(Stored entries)
########

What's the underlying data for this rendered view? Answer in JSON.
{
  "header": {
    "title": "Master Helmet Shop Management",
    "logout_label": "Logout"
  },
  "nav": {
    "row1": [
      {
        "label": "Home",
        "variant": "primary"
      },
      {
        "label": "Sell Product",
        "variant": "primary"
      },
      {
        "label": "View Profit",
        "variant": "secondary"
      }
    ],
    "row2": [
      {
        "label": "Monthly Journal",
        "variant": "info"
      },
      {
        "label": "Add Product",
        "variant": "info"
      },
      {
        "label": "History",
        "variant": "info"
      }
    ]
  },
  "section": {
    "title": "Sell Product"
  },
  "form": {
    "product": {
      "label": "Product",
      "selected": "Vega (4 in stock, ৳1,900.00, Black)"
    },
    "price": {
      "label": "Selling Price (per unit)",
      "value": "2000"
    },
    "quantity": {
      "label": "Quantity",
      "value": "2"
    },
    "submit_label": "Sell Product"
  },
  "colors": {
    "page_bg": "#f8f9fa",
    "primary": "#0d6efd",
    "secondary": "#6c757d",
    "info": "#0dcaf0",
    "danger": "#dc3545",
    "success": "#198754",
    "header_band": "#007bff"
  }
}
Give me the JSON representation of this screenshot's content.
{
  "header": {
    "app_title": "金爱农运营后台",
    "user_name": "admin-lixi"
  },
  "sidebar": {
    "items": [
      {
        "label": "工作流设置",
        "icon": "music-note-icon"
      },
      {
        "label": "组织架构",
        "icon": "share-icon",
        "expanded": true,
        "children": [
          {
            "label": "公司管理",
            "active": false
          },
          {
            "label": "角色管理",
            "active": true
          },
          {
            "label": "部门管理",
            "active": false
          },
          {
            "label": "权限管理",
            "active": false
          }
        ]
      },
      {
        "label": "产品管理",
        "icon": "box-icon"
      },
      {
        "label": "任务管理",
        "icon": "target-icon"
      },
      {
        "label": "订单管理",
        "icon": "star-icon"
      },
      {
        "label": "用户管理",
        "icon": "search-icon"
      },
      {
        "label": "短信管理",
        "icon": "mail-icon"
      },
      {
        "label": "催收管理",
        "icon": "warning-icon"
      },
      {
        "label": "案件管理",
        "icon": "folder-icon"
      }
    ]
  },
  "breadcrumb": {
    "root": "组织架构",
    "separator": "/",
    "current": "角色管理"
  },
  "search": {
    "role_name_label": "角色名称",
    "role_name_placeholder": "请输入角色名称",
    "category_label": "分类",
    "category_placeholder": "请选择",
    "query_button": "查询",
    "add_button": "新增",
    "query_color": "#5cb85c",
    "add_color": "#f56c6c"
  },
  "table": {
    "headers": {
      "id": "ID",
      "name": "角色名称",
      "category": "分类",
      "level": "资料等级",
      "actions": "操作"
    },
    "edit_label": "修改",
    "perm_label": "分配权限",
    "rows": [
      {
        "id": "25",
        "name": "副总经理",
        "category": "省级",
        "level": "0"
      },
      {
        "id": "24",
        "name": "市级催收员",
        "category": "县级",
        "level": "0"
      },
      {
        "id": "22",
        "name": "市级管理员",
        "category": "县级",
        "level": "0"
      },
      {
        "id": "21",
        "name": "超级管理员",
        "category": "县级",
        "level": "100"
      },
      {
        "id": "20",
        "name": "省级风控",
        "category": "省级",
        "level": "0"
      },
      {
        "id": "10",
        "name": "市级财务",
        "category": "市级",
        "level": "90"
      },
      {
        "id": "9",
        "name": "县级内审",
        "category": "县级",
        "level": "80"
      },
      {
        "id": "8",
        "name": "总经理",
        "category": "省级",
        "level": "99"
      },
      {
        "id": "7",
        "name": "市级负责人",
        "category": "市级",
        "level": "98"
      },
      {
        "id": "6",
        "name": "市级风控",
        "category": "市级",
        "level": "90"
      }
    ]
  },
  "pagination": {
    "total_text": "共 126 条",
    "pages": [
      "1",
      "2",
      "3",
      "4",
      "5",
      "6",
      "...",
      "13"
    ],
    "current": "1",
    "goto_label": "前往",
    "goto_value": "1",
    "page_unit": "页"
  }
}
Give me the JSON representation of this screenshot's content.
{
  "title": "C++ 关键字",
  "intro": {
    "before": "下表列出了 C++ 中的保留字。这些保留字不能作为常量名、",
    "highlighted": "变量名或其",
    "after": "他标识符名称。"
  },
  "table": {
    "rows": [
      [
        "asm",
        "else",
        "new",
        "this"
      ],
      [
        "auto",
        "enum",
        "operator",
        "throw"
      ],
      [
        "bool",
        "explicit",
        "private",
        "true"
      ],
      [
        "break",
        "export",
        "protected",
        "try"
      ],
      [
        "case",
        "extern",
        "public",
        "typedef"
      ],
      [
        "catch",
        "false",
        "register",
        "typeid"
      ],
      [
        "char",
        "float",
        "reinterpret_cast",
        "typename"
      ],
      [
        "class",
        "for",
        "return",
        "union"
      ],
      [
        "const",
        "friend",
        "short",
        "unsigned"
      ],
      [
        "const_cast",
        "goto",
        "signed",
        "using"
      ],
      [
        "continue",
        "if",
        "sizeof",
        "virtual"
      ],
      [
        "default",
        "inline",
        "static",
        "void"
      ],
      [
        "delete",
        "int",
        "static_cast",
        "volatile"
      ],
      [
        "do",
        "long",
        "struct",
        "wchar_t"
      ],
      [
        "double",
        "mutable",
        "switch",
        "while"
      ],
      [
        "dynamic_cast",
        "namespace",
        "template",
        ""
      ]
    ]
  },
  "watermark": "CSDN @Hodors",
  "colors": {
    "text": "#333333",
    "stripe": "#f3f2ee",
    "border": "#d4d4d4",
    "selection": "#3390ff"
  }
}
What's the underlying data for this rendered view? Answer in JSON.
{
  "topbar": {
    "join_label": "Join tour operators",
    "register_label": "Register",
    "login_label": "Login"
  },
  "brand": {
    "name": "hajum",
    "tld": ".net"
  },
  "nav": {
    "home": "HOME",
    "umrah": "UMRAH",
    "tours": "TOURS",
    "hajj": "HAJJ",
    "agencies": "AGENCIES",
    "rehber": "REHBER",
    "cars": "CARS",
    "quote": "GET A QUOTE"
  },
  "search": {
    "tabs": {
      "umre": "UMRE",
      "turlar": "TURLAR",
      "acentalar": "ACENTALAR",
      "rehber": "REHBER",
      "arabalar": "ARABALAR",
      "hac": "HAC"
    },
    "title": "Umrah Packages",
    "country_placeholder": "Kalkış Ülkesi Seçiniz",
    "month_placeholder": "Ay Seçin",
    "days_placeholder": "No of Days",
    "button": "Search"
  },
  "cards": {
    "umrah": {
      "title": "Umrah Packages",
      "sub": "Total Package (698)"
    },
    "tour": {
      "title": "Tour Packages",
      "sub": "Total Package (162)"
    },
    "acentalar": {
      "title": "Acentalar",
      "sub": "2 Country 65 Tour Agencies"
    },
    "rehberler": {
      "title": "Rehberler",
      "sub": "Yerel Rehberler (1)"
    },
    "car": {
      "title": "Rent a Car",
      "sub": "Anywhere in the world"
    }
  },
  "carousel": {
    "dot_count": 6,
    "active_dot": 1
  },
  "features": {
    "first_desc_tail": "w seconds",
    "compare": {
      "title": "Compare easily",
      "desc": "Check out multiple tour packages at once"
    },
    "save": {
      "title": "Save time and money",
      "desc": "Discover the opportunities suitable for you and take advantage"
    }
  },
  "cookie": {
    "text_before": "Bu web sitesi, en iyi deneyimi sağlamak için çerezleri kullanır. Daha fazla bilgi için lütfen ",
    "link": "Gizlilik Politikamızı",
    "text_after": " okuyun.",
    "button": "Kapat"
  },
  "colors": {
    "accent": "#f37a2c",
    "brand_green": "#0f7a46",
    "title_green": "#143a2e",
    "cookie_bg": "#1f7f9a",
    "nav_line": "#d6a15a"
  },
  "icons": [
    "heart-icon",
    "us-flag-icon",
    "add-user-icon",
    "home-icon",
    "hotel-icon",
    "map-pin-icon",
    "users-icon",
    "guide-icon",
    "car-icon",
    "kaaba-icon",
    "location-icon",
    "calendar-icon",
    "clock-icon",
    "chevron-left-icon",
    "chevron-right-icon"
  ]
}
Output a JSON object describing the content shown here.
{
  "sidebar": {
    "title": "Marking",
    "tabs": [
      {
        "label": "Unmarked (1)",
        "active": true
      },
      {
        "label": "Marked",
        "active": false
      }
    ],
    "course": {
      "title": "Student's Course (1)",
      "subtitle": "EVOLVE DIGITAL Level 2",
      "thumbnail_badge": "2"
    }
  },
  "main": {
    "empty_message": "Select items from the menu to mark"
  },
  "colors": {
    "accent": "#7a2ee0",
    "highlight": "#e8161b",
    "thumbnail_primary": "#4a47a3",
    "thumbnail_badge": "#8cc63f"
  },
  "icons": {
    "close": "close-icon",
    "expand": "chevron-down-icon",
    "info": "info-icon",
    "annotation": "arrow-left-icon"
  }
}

########

- Set problem: Go back to the data above and please quote exactly, and only, the lines from the line with "Output a JSON" through its last line.

- Solved exercise:
Output a JSON object describing the content shown here.
{
  "sidebar": {
    "title": "Marking",
    "tabs": [
      {
        "label": "Unmarked (1)",
        "active": true
      },
      {
        "label": "Marked",
        "active": false
      }
    ],
    "course": {
      "title": "Student's Course (1)",
      "subtitle": "EVOLVE DIGITAL Level 2",
      "thumbnail_badge": "2"
    }
  },
  "main": {
    "empty_message": "Select items from the menu to mark"
  },
  "colors": {
    "accent": "#7a2ee0",
    "highlight": "#e8161b",
    "thumbnail_primary": "#4a47a3",
    "thumbnail_badge": "#8cc63f"
  },
  "icons": {
    "close": "close-icon",
    "expand": "chevron-down-icon",
    "info": "info-icon",
    "annotation": "arrow-left-icon"
  }
}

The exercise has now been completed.